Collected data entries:
□ □ □ □
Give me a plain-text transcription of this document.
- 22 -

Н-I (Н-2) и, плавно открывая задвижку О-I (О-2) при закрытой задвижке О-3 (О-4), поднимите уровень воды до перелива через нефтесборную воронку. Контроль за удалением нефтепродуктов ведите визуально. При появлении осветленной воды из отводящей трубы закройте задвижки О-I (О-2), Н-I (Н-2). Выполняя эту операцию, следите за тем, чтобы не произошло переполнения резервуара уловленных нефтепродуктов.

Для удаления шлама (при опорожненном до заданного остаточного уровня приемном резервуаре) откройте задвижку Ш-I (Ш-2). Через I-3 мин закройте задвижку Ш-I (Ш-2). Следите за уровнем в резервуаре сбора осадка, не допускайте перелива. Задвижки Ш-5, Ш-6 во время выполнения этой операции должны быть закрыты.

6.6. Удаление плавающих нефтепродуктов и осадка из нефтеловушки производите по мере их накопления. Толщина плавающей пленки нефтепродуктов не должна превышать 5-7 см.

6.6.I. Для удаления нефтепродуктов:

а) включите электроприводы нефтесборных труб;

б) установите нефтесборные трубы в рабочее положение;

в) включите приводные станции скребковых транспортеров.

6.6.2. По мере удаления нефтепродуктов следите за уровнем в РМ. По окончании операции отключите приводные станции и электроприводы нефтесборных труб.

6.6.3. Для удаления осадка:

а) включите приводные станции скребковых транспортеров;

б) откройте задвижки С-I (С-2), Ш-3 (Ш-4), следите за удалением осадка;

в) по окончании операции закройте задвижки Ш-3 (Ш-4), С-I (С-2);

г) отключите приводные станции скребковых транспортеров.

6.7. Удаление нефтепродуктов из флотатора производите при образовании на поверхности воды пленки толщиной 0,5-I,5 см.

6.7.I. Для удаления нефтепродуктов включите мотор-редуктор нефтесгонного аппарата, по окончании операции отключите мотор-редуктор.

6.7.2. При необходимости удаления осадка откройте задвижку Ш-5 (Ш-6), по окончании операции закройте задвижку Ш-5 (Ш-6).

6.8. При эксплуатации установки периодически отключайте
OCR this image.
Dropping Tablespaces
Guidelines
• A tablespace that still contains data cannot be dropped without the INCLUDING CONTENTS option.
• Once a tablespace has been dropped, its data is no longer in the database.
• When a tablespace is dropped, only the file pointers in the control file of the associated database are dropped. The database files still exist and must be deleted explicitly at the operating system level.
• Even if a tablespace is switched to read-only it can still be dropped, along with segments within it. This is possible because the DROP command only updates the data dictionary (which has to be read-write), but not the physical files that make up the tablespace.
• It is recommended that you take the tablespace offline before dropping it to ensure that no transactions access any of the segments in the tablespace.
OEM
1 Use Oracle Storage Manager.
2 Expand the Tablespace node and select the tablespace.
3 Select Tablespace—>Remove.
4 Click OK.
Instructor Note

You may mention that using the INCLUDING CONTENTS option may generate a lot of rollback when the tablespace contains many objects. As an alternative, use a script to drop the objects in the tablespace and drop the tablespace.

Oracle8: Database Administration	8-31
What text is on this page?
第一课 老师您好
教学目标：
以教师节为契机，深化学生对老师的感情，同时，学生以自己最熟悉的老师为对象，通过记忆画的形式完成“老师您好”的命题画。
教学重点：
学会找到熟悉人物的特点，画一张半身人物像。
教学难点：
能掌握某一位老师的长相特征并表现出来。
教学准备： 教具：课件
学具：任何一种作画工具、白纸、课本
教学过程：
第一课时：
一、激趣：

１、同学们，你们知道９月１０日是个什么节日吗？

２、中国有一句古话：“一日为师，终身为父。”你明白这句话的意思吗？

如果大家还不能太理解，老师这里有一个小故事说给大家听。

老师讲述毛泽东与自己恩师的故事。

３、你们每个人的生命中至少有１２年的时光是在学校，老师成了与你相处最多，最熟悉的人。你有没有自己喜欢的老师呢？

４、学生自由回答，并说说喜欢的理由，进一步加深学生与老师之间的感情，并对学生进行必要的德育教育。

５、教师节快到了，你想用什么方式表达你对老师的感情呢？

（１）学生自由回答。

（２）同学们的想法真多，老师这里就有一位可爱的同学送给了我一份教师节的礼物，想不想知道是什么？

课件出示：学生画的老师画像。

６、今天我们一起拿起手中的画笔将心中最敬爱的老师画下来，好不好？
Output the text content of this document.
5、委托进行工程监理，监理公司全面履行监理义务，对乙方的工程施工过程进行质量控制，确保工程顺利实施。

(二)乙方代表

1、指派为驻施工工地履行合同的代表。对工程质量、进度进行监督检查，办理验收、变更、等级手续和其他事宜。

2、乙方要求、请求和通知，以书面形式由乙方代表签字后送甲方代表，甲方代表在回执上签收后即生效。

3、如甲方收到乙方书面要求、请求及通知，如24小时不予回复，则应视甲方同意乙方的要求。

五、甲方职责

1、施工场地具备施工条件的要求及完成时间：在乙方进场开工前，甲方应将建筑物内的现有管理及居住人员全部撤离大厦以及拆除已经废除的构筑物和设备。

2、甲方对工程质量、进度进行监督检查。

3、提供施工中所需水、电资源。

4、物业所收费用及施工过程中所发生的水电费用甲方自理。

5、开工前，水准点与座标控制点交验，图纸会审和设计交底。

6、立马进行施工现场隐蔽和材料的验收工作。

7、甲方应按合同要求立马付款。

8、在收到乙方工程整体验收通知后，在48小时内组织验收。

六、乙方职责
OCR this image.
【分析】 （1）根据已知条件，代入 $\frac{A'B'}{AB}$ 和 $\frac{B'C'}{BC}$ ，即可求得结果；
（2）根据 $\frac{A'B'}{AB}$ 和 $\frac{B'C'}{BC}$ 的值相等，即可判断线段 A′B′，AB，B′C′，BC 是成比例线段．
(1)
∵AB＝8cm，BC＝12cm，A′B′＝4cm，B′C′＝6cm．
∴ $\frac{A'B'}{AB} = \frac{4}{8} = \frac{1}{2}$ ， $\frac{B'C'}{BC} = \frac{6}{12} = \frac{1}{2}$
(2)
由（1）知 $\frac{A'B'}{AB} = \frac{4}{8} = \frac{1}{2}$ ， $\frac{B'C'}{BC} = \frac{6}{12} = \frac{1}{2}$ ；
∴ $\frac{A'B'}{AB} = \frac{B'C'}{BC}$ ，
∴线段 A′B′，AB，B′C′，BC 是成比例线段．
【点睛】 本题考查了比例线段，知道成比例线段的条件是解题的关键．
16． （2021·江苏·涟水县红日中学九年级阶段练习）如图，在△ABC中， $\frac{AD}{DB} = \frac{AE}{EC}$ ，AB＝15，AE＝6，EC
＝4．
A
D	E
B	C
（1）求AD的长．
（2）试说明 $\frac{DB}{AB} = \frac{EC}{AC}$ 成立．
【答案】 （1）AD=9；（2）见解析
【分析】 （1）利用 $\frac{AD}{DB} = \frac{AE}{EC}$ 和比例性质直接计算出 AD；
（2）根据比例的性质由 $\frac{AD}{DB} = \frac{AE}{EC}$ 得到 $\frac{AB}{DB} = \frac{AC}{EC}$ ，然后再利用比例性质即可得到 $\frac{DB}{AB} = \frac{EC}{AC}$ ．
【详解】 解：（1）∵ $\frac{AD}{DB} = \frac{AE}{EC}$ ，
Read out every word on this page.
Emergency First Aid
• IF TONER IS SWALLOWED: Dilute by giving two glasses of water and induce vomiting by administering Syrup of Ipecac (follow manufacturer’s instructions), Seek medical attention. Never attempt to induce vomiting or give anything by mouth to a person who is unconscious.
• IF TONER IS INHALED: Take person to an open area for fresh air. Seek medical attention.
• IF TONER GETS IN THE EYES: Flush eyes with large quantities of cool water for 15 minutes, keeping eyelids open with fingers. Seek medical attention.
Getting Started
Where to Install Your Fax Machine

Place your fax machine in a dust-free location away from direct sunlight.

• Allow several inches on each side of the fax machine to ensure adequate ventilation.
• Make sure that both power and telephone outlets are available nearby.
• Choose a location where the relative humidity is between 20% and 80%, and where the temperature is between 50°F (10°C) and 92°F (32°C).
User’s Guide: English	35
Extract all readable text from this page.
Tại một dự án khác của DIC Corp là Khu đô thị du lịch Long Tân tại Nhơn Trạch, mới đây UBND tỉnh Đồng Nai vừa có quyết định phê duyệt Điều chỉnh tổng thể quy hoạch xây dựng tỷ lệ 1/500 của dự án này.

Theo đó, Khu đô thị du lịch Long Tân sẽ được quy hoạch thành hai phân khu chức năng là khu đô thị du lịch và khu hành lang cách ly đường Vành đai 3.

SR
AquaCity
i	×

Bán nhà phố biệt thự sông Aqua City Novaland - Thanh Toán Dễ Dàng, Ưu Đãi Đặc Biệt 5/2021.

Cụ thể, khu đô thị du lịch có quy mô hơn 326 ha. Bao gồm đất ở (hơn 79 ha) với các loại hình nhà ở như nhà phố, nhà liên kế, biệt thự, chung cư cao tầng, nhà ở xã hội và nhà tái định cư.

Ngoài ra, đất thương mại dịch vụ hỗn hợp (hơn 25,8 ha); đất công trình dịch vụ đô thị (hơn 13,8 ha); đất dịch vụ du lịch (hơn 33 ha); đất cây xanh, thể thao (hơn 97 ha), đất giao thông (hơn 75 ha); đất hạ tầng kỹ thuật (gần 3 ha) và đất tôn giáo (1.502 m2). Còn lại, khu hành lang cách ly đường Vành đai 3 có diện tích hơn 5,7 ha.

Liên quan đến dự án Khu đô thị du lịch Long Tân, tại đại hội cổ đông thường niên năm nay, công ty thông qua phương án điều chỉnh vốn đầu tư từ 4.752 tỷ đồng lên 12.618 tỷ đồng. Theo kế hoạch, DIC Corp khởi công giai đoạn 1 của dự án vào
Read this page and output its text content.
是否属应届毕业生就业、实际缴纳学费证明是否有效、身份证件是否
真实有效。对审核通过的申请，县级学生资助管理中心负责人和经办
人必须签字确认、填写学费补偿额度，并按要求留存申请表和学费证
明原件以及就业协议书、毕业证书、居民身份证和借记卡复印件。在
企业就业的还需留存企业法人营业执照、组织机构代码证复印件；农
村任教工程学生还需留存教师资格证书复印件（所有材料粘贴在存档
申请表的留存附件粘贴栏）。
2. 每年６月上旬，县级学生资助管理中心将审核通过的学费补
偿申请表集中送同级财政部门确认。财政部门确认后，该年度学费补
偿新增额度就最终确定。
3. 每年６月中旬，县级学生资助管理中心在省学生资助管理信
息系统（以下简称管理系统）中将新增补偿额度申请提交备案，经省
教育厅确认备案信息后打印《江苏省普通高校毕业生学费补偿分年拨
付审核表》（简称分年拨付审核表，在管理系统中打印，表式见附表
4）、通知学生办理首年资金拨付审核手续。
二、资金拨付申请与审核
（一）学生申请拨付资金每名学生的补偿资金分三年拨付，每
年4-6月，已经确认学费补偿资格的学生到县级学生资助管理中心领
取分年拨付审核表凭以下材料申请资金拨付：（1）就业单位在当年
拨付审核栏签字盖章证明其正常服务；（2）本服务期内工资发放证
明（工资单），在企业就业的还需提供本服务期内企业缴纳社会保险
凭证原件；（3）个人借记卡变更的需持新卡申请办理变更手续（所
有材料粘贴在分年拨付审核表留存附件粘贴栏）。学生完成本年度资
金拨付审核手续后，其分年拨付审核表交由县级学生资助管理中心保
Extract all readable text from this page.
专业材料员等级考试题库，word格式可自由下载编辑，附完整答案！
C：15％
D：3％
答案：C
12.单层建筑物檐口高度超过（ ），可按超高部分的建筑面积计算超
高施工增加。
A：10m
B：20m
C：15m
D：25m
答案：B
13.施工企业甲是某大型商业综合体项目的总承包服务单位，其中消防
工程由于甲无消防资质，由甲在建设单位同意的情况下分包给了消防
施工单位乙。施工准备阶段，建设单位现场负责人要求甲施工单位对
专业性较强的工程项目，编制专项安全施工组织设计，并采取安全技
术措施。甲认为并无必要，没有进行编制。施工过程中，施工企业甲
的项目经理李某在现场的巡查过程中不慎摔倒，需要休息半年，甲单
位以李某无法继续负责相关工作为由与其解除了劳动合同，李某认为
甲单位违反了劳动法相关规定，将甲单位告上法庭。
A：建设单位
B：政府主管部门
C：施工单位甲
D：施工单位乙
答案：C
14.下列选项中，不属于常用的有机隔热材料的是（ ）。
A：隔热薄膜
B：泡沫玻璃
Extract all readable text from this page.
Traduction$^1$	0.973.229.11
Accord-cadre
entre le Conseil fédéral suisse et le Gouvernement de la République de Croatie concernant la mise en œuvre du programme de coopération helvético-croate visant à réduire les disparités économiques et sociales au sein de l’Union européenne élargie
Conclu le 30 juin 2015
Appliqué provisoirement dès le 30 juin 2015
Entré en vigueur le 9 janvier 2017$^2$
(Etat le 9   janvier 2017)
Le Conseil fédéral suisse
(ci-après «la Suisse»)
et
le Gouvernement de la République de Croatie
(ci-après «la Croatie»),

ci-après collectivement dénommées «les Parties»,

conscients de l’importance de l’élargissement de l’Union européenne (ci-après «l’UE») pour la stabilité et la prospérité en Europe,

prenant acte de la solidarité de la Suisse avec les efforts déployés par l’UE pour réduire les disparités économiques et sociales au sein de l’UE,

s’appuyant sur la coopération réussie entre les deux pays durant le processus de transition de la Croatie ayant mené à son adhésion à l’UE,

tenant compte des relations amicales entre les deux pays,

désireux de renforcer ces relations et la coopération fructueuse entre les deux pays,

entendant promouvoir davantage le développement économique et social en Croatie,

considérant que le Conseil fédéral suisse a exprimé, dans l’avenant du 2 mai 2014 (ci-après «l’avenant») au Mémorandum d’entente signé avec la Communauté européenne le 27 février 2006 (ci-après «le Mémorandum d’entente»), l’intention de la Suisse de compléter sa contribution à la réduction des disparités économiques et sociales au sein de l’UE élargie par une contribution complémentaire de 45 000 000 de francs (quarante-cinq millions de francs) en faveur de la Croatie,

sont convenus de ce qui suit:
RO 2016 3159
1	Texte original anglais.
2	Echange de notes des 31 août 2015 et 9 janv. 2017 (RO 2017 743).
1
□ □ □ □
Count the lines above that contain the word "скребковых", and give only that number.

• _RESULT FOR THIS EXERCISE_:
3